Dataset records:
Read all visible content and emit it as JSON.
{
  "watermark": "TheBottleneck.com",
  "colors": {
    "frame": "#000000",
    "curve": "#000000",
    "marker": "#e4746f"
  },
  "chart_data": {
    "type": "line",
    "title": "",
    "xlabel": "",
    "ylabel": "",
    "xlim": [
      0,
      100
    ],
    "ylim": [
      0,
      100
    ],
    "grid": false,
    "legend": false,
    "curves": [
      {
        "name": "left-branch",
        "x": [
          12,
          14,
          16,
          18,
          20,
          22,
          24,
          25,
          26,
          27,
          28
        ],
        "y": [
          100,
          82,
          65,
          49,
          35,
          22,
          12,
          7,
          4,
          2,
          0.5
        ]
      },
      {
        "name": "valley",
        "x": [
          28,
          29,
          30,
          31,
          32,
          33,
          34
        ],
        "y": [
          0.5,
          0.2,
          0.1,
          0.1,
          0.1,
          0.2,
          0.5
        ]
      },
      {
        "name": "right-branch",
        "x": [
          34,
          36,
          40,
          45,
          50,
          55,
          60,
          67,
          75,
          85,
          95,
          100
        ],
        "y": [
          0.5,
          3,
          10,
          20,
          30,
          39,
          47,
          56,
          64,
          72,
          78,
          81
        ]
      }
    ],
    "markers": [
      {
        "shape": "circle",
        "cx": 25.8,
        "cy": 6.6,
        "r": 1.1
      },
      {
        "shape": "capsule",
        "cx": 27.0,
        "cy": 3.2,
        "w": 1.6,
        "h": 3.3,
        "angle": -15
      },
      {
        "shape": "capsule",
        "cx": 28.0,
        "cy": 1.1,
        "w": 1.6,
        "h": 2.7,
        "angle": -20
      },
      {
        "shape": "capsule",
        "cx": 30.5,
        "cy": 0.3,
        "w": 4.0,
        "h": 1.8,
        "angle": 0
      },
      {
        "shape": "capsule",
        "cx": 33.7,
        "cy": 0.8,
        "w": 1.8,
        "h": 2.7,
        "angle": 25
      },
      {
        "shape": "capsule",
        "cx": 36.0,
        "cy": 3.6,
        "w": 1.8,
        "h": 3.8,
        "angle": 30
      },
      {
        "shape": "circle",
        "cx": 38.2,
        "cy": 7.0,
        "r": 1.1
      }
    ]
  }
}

**EXERCISE AIM**.
Extract every entry above as it appears.

**SOLUTION TO THIS TASK**.
Read all visible content and emit it as JSON.
{
  "watermark": "TheBottleneck.com",
  "colors": {
    "frame": "#000000",
    "curve": "#000000",
    "marker": "#e4746f"
  },
  "chart_data": {
    "type": "line",
    "title": "",
    "xlabel": "",
    "ylabel": "",
    "xlim": [
      0,
      100
    ],
    "ylim": [
      0,
      100
    ],
    "grid": false,
    "legend": false,
    "curves": [
      {
        "name": "left-branch",
        "x": [
          12,
          14,
          16,
          18,
          20,
          22,
          24,
          25,
          26,
          27,
          28
        ],
        "y": [
          100,
          82,
          65,
          49,
          35,
          22,
          12,
          7,
          4,
          2,
          0.5
        ]
      },
      {
        "name": "valley",
        "x": [
          28,
          29,
          30,
          31,
          32,
          33,
          34
        ],
        "y": [
          0.5,
          0.2,
          0.1,
          0.1,
          0.1,
          0.2,
          0.5
        ]
      },
      {
        "name": "right-branch",
        "x": [
          34,
          36,
          40,
          45,
          50,
          55,
          60,
          67,
          75,
          85,
          95,
          100
        ],
        "y": [
          0.5,
          3,
          10,
          20,
          30,
          39,
          47,
          56,
          64,
          72,
          78,
          81
        ]
      }
    ],
    "markers": [
      {
        "shape": "circle",
        "cx": 25.8,
        "cy": 6.6,
        "r": 1.1
      },
      {
        "shape": "capsule",
        "cx": 27.0,
        "cy": 3.2,
        "w": 1.6,
        "h": 3.3,
        "angle": -15
      },
      {
        "shape": "capsule",
        "cx": 28.0,
        "cy": 1.1,
        "w": 1.6,
        "h": 2.7,
        "angle": -20
      },
      {
        "shape": "capsule",
        "cx": 30.5,
        "cy": 0.3,
        "w": 4.0,
        "h": 1.8,
        "angle": 0
      },
      {
        "shape": "capsule",
        "cx": 33.7,
        "cy": 0.8,
        "w": 1.8,
        "h": 2.7,
        "angle": 25
      },
      {
        "shape": "capsule",
        "cx": 36.0,
        "cy": 3.6,
        "w": 1.8,
        "h": 3.8,
        "angle": 30
      },
      {
        "shape": "circle",
        "cx": 38.2,
        "cy": 7.0,
        "r": 1.1
      }
    ]
  }
}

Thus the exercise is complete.